What to work on →
Extract the complete data exactly as given.

* start Supplied information *

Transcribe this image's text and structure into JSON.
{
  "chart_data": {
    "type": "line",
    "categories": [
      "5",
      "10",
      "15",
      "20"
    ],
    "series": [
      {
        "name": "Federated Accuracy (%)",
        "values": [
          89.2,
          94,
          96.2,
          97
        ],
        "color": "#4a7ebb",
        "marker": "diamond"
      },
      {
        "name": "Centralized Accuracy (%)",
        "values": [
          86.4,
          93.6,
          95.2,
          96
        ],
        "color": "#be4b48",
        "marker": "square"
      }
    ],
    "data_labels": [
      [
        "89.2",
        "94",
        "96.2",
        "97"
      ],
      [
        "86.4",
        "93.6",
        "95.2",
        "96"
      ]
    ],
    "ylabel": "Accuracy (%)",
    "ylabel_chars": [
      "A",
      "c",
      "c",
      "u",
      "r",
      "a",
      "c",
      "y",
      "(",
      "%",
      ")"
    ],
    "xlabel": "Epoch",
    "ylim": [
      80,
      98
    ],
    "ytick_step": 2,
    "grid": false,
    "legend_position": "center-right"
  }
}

* end Supplied information *

Written answer →
Transcribe this image's text and structure into JSON.
{
  "chart_data": {
    "type": "line",
    "categories": [
      "5",
      "10",
      "15",
      "20"
    ],
    "series": [
      {
        "name": "Federated Accuracy (%)",
        "values": [
          89.2,
          94,
          96.2,
          97
        ],
        "color": "#4a7ebb",
        "marker": "diamond"
      },
      {
        "name": "Centralized Accuracy (%)",
        "values": [
          86.4,
          93.6,
          95.2,
          96
        ],
        "color": "#be4b48",
        "marker": "square"
      }
    ],
    "data_labels": [
      [
        "89.2",
        "94",
        "96.2",
        "97"
      ],
      [
        "86.4",
        "93.6",
        "95.2",
        "96"
      ]
    ],
    "ylabel": "Accuracy (%)",
    "ylabel_chars": [
      "A",
      "c",
      "c",
      "u",
      "r",
      "a",
      "c",
      "y",
      "(",
      "%",
      ")"
    ],
    "xlabel": "Epoch",
    "ylim": [
      80,
      98
    ],
    "ytick_step": 2,
    "grid": false,
    "legend_position": "center-right"
  }
}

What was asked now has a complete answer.